Extracted records
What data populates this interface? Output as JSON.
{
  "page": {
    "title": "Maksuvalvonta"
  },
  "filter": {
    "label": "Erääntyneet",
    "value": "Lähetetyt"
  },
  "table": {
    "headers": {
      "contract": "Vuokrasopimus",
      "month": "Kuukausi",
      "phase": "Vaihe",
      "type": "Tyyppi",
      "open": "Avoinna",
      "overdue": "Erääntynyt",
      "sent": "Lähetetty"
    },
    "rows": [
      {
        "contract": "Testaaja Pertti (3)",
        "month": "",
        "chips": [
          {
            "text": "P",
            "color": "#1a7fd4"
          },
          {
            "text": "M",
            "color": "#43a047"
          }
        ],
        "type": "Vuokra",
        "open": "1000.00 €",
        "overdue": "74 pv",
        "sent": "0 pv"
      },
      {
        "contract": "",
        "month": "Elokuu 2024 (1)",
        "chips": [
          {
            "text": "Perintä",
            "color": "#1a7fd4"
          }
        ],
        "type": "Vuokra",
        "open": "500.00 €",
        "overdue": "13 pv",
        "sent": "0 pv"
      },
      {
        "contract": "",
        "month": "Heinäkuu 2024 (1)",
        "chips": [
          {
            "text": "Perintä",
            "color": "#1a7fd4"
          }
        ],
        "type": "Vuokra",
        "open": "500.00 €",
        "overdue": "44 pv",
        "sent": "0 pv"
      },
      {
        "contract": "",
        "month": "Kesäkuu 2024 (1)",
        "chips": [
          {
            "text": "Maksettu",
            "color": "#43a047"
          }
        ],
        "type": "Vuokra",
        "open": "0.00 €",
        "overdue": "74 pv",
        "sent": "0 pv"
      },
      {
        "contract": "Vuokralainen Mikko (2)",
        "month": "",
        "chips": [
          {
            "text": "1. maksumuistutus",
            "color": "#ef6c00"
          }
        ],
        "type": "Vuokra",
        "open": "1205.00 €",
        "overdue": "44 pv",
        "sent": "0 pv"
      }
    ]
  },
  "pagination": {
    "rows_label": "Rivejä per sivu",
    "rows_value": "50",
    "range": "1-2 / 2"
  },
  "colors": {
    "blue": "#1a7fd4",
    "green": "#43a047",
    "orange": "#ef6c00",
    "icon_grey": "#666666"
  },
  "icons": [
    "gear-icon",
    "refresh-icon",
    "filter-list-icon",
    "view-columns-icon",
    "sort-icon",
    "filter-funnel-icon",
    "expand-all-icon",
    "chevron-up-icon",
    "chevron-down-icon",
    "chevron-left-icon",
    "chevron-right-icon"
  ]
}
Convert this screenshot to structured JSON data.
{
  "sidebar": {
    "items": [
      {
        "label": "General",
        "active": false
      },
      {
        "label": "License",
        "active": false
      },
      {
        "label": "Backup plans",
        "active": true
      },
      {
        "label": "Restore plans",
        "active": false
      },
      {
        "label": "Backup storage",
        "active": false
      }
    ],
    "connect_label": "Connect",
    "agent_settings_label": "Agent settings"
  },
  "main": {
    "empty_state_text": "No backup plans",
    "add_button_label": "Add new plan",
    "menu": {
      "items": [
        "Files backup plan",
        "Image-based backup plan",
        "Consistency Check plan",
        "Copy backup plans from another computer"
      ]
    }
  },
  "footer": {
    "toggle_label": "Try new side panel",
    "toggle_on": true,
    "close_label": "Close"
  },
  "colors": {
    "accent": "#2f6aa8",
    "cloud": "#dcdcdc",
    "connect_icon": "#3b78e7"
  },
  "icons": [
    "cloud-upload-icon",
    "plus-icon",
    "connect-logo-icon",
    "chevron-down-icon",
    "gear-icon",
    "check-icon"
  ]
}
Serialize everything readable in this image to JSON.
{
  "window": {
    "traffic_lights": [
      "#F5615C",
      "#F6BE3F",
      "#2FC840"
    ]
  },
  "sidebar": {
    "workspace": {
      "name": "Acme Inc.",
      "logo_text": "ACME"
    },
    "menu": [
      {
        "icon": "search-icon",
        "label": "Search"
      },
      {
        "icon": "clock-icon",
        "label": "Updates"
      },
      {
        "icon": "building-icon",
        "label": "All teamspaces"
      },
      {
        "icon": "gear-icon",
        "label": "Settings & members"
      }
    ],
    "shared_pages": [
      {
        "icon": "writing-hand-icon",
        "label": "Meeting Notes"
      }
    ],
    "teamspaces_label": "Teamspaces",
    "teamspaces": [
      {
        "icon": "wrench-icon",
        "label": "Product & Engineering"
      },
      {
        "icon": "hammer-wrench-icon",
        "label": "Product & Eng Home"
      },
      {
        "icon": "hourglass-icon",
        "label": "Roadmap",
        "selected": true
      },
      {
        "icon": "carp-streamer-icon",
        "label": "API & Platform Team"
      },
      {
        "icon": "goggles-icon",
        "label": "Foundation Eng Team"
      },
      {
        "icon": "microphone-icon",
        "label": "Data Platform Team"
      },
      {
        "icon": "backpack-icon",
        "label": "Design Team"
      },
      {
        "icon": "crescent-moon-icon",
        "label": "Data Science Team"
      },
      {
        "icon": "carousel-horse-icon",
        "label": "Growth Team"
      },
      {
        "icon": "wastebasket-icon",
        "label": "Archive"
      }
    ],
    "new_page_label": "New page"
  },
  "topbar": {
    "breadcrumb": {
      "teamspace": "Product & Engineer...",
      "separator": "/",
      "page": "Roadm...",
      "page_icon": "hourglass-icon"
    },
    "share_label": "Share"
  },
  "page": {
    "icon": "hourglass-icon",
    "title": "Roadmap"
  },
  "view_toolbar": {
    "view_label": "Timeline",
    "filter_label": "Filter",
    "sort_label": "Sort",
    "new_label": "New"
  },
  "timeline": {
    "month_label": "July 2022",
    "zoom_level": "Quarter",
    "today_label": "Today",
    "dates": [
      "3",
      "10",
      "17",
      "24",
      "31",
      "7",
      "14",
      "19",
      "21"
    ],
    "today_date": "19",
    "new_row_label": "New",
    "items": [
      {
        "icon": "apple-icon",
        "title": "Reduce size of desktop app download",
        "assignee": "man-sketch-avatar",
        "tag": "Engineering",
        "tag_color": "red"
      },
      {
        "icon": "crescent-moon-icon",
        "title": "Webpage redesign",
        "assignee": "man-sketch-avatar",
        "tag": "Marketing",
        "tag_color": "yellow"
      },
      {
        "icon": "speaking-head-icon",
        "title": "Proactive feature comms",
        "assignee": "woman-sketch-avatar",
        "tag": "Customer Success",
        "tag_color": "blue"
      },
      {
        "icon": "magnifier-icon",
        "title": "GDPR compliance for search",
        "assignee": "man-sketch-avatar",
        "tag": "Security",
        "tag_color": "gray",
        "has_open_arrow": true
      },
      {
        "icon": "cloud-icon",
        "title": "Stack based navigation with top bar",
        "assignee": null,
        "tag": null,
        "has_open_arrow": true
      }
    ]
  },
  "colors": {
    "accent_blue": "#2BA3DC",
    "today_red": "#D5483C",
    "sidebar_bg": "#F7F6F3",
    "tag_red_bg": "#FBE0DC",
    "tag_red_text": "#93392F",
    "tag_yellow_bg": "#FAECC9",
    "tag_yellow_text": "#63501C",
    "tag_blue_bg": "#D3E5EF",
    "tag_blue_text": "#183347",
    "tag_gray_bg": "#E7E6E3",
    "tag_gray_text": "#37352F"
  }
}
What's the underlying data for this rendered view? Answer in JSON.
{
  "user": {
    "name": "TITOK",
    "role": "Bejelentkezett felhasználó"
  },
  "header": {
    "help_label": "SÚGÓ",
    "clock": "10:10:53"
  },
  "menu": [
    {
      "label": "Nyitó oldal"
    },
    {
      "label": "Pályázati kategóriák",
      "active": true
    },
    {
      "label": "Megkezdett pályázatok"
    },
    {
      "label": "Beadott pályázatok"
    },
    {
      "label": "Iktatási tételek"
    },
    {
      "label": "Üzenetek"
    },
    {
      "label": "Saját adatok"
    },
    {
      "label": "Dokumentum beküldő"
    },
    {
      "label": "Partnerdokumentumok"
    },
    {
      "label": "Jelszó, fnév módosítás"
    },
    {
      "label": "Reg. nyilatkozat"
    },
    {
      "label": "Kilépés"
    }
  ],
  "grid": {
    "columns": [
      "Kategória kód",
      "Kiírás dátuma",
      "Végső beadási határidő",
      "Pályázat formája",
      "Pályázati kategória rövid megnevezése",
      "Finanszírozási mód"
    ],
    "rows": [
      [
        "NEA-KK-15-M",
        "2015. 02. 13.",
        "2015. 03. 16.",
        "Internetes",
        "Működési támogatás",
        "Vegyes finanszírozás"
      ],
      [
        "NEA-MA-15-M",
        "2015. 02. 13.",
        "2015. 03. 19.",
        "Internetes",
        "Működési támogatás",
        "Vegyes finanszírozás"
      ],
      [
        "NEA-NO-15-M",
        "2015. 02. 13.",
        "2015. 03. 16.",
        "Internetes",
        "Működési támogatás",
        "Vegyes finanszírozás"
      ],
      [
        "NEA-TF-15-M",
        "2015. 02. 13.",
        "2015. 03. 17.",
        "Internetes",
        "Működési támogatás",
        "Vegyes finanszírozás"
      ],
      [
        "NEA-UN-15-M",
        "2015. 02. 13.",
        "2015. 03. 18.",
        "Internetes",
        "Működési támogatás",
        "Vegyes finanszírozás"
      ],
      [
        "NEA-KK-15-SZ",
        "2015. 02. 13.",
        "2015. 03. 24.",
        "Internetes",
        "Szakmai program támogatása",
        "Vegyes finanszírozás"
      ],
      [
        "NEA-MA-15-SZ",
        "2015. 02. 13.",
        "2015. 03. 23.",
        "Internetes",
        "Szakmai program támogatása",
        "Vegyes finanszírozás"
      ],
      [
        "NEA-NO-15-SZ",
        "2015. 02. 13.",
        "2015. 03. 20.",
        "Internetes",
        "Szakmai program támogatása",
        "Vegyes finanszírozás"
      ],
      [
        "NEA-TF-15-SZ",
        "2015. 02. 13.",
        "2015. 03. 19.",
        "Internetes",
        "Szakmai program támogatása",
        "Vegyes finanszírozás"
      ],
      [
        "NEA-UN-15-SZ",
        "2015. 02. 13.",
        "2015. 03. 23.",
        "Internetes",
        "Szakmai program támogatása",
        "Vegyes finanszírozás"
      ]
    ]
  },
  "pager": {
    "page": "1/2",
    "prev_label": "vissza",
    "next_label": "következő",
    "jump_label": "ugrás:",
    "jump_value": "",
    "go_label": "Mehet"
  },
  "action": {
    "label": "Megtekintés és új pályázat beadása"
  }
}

→ **EXERCISE AIM**: Determine the number of lines in the data that contain "plans" as a word or string, and state only that number.

→ **ANSWER IN FULL**: 4